* **What the task asks**
Produce a verbatim copy of the entries listed below.

* **Provided data**
==============================

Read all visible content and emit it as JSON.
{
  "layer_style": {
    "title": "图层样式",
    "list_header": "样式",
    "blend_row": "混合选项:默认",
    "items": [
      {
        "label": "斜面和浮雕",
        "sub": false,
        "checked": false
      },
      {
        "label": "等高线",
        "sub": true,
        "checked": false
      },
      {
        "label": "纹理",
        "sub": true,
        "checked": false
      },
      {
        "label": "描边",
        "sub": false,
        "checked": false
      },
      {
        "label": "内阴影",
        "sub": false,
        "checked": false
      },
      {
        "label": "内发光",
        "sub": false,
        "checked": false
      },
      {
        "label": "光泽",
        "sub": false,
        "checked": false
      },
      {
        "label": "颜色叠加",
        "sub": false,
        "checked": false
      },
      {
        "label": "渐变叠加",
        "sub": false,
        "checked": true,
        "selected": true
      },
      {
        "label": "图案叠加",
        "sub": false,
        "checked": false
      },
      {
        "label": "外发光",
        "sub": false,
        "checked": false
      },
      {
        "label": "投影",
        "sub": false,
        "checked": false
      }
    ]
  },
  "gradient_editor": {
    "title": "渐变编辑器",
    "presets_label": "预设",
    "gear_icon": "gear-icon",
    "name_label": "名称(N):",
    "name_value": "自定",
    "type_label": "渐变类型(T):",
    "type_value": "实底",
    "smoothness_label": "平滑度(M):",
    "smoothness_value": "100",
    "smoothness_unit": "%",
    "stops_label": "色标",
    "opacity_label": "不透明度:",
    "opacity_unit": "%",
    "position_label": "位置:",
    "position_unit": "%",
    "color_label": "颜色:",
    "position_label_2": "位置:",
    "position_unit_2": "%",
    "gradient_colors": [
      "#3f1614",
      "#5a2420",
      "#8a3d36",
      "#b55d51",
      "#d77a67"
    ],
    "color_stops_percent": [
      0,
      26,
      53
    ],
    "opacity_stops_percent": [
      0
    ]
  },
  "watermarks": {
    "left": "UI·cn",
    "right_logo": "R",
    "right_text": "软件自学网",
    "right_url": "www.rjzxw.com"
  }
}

==============================

* **Response to this task**
Read all visible content and emit it as JSON.
{
  "layer_style": {
    "title": "图层样式",
    "list_header": "样式",
    "blend_row": "混合选项:默认",
    "items": [
      {
        "label": "斜面和浮雕",
        "sub": false,
        "checked": false
      },
      {
        "label": "等高线",
        "sub": true,
        "checked": false
      },
      {
        "label": "纹理",
        "sub": true,
        "checked": false
      },
      {
        "label": "描边",
        "sub": false,
        "checked": false
      },
      {
        "label": "内阴影",
        "sub": false,
        "checked": false
      },
      {
        "label": "内发光",
        "sub": false,
        "checked": false
      },
      {
        "label": "光泽",
        "sub": false,
        "checked": false
      },
      {
        "label": "颜色叠加",
        "sub": false,
        "checked": false
      },
      {
        "label": "渐变叠加",
        "sub": false,
        "checked": true,
        "selected": true
      },
      {
        "label": "图案叠加",
        "sub": false,
        "checked": false
      },
      {
        "label": "外发光",
        "sub": false,
        "checked": false
      },
      {
        "label": "投影",
        "sub": false,
        "checked": false
      }
    ]
  },
  "gradient_editor": {
    "title": "渐变编辑器",
    "presets_label": "预设",
    "gear_icon": "gear-icon",
    "name_label": "名称(N):",
    "name_value": "自定",
    "type_label": "渐变类型(T):",
    "type_value": "实底",
    "smoothness_label": "平滑度(M):",
    "smoothness_value": "100",
    "smoothness_unit": "%",
    "stops_label": "色标",
    "opacity_label": "不透明度:",
    "opacity_unit": "%",
    "position_label": "位置:",
    "position_unit": "%",
    "color_label": "颜色:",
    "position_label_2": "位置:",
    "position_unit_2": "%",
    "gradient_colors": [
      "#3f1614",
      "#5a2420",
      "#8a3d36",
      "#b55d51",
      "#d77a67"
    ],
    "color_stops_percent": [
      0,
      26,
      53
    ],
    "opacity_stops_percent": [
      0
    ]
  },
  "watermarks": {
    "left": "UI·cn",
    "right_logo": "R",
    "right_text": "软件自学网",
    "right_url": "www.rjzxw.com"
  }
}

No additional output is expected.